CONSIGNES
a. Dans l'extrait, quelle condition a été imposée au film pour qu'il puisse être distribué en Chine ?
b. Relevez tous les noms de personnes, personnages comme interprètes, mentionnés dans l'extrait.

EXTRAIT

Le Retour des hirondelles est un film paysan, pas seulement par ses personnages et le milieu où il se situe, mais par sa réalisation. Il semble que la caméra et le montage épousent le rythme des processus naturels, se modèlent sur le passage des nuages et la pousse des récoltes, dialoguent avec le poids des choses et les lois de la nature.

Le Cadet Ma (Wu Renlin) et sa femme Guiyin (Hai Qing), couple qui invente sa propre intimité au cœur des difficultés. | ARP

Récit d'un combat sur plusieurs années et aussi très belle histoire d'amour, œuvre en apparence paisible et hantée d'une immense violence comme d'une infinie tendresse, cette réalisation sans artifice spectaculaire se révèle d'une improbable intensité. Elle trouve même des voies singulières pour suggérer une intimité en ne montrant que des gestes minimes, qui donnent aux brefs et très chastes contacts des corps une sensualité inattendue, moins naïve qu'il n'y paraît.

Aussi étrange que cela puisse paraître, cet éloge pudique de la ténacité des humbles, qui aurait pu jadis entrer en résonance avec les proclamations du régime chinois, a fait l'objet d'une interdiction par la censure. Elle ne lui pardonnait pas de montrer un état des existences dans les campagnes en effet bien éloigné de la propagande.

Le Retour des hirondelles a finalement pu être distribué en Chine, obtenant un succès inattendu, mais non sans qu'une fin différente ne lui ait été imposée –celle qui figure aussi dans la version qui sort en France. Pourtant, si l'épilogue était à l'origine encore plus sombre, cette détestable altération sous la pression des censeurs n'enlève finalement pas grand-chose à ce qu'a su activer tout le déroulement du film. Une ultime et modeste victoire de plus.

JEU DE DONNÉES

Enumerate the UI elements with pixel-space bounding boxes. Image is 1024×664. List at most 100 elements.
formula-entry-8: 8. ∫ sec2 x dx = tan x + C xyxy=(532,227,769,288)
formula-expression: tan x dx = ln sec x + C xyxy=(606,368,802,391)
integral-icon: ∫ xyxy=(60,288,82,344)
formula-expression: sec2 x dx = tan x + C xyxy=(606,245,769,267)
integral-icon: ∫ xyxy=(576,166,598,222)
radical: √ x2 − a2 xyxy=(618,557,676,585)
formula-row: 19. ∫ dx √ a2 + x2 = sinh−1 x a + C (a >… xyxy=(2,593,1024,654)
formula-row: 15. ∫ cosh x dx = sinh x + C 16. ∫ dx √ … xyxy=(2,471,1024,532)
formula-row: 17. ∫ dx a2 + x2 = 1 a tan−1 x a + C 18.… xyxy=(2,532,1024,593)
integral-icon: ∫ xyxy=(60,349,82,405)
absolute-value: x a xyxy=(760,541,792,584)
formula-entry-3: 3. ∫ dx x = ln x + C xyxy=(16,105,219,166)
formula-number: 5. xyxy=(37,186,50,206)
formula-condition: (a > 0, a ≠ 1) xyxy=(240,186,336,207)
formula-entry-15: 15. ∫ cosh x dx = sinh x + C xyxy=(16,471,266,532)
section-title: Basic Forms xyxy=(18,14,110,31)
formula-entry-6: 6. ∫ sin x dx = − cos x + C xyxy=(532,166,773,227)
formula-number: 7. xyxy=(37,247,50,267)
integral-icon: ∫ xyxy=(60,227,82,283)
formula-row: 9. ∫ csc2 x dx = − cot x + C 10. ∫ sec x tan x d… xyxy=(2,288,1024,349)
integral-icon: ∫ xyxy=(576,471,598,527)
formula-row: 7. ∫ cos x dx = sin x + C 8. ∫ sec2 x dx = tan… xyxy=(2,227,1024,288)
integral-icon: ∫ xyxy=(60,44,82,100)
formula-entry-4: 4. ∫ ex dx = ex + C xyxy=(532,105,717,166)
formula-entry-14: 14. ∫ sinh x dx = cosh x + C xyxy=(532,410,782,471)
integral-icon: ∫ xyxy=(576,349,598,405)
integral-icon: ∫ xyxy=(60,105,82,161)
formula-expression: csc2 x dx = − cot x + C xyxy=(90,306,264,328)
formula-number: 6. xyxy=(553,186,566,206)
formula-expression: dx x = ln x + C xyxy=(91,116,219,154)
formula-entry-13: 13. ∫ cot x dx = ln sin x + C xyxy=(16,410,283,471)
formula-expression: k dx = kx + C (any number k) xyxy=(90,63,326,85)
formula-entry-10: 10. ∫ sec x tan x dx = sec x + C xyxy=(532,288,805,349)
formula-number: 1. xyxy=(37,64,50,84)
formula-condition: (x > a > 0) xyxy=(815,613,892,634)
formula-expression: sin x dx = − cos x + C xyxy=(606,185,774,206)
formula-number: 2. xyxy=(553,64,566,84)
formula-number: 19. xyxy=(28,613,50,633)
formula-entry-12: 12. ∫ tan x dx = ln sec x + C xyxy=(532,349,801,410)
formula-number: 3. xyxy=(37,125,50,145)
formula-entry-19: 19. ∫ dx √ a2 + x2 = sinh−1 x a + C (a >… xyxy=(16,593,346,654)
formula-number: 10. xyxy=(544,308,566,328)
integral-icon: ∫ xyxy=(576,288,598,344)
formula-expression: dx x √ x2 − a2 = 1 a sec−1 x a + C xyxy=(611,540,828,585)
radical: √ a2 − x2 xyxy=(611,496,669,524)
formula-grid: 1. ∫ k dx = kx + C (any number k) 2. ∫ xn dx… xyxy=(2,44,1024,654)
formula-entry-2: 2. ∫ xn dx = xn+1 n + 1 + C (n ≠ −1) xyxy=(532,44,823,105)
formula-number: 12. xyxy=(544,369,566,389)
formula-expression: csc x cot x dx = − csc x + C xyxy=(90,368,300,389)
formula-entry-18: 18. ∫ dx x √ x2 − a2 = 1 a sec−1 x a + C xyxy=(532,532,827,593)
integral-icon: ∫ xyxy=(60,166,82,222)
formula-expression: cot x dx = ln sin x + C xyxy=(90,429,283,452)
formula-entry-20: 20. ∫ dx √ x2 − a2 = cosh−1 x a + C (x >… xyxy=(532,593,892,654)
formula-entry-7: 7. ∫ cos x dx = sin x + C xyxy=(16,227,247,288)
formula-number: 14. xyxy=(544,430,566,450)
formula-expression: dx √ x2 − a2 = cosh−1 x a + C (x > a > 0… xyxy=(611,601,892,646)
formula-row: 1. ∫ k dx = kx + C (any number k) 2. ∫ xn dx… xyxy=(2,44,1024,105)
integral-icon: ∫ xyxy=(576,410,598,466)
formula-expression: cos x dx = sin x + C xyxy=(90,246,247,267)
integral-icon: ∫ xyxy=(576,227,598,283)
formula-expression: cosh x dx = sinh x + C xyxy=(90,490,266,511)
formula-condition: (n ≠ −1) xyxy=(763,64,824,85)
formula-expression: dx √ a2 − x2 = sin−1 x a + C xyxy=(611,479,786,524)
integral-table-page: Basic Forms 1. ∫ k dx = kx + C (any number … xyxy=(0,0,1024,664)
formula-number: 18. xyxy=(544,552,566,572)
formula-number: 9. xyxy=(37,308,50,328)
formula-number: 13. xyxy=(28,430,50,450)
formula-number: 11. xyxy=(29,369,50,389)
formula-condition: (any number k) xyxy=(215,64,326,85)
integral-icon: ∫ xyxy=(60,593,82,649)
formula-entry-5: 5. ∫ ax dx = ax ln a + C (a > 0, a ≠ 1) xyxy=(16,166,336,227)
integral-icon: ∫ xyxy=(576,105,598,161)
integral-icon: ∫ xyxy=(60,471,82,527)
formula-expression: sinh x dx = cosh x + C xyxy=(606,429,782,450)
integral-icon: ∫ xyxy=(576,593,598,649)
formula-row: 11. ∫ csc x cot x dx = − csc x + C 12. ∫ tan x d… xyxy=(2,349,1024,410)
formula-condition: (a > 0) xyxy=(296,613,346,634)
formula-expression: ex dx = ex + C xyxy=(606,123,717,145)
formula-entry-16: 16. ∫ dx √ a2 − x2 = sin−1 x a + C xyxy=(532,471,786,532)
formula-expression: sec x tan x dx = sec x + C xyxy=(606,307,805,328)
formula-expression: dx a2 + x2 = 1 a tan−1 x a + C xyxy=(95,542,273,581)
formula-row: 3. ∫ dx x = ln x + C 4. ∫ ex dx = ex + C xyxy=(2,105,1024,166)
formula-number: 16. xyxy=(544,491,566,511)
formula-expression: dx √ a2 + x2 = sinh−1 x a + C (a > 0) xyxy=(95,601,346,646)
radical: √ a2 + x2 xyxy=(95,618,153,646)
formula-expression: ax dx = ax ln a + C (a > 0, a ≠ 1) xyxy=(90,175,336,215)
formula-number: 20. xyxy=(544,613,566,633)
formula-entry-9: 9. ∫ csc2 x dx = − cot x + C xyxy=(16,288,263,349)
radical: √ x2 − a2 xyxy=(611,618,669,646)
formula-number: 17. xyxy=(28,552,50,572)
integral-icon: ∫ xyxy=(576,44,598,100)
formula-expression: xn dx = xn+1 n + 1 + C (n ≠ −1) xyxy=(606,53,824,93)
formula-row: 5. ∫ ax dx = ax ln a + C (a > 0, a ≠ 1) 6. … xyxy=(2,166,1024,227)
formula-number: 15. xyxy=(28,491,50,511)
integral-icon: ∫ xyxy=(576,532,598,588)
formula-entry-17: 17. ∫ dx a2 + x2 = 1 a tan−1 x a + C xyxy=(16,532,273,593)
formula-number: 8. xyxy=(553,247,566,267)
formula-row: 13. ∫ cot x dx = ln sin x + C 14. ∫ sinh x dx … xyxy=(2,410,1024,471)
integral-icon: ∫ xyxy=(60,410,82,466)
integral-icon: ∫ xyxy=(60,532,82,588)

==

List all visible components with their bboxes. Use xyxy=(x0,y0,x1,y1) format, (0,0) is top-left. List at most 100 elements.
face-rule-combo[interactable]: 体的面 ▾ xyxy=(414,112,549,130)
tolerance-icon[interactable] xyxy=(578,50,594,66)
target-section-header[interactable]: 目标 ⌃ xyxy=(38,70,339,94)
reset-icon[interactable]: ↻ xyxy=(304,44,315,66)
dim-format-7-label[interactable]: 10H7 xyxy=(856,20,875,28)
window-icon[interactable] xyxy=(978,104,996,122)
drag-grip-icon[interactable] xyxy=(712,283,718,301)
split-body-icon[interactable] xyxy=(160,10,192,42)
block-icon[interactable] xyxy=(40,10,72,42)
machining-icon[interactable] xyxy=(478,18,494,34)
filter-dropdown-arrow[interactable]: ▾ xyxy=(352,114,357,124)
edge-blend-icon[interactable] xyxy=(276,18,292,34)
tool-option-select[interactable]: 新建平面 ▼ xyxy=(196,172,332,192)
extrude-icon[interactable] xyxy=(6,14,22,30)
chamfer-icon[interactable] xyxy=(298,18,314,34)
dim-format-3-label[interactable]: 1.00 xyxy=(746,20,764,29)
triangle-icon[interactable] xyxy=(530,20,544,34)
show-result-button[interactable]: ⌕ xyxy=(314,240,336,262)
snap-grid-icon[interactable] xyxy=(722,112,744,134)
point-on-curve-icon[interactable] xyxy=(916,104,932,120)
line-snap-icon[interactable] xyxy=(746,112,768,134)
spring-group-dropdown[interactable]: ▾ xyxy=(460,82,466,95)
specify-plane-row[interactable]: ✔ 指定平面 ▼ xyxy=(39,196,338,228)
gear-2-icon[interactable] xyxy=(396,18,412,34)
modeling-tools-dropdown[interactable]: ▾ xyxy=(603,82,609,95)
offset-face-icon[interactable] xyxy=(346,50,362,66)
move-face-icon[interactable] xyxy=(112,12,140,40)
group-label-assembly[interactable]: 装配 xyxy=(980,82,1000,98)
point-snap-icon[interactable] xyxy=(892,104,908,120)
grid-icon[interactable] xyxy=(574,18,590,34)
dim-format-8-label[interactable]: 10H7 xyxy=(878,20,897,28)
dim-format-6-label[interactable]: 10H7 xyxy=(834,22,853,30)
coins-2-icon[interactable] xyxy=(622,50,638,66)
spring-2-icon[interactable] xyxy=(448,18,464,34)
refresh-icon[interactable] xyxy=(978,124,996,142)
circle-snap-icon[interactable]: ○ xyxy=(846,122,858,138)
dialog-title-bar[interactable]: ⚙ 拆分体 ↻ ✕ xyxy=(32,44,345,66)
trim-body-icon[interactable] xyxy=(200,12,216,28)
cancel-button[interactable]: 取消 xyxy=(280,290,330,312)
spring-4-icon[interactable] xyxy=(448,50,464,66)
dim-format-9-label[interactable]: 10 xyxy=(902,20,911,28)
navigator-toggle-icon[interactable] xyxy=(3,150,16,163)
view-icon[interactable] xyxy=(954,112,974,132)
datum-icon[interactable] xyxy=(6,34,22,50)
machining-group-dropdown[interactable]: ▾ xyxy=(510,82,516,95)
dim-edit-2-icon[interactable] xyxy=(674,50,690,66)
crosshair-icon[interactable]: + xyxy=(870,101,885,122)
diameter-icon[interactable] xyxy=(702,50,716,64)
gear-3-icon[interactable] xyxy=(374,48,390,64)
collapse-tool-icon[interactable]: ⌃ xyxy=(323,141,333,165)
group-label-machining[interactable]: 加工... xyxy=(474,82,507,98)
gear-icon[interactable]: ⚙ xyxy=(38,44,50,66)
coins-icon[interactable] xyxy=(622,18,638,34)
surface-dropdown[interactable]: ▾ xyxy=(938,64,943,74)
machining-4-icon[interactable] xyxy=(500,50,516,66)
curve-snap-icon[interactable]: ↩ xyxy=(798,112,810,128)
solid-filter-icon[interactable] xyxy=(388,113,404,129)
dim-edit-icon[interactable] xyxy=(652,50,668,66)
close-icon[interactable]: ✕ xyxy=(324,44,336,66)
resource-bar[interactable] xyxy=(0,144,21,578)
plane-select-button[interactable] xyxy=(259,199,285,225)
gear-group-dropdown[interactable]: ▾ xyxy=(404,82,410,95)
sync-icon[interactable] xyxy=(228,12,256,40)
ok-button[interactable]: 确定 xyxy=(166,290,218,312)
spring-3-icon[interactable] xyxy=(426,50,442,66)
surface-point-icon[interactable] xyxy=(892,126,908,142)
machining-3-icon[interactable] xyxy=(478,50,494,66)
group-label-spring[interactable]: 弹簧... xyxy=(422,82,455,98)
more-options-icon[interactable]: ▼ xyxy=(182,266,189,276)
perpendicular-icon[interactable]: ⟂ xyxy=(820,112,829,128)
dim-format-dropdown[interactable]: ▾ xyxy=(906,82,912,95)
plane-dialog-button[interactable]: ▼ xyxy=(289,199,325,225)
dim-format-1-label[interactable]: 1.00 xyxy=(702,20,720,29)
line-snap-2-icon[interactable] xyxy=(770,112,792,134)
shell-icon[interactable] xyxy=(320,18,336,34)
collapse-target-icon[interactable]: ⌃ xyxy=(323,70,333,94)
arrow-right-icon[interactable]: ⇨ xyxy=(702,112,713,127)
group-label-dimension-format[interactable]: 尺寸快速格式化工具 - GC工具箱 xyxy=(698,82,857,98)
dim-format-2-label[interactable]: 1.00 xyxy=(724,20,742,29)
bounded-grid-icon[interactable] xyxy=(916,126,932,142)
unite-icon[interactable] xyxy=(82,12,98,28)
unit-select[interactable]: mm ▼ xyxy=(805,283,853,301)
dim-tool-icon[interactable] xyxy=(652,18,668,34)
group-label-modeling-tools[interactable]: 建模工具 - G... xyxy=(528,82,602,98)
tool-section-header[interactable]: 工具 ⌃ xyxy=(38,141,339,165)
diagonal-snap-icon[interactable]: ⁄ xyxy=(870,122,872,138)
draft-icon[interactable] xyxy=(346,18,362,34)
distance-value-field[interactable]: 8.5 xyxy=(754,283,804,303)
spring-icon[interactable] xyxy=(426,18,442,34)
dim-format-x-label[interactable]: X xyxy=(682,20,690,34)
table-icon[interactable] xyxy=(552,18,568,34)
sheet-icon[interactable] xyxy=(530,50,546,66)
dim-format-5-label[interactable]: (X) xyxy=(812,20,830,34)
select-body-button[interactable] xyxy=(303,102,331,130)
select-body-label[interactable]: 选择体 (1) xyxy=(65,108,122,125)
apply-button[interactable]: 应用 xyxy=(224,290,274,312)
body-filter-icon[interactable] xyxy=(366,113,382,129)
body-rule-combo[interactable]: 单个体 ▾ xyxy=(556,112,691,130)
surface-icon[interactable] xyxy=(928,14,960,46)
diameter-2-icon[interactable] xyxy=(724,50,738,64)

RÉPONSES ATTENDUES
a. Une fin différente lui a été imposée.

b. Le Cadet Ma, Wu Renlin, Guiyin, Hai Qing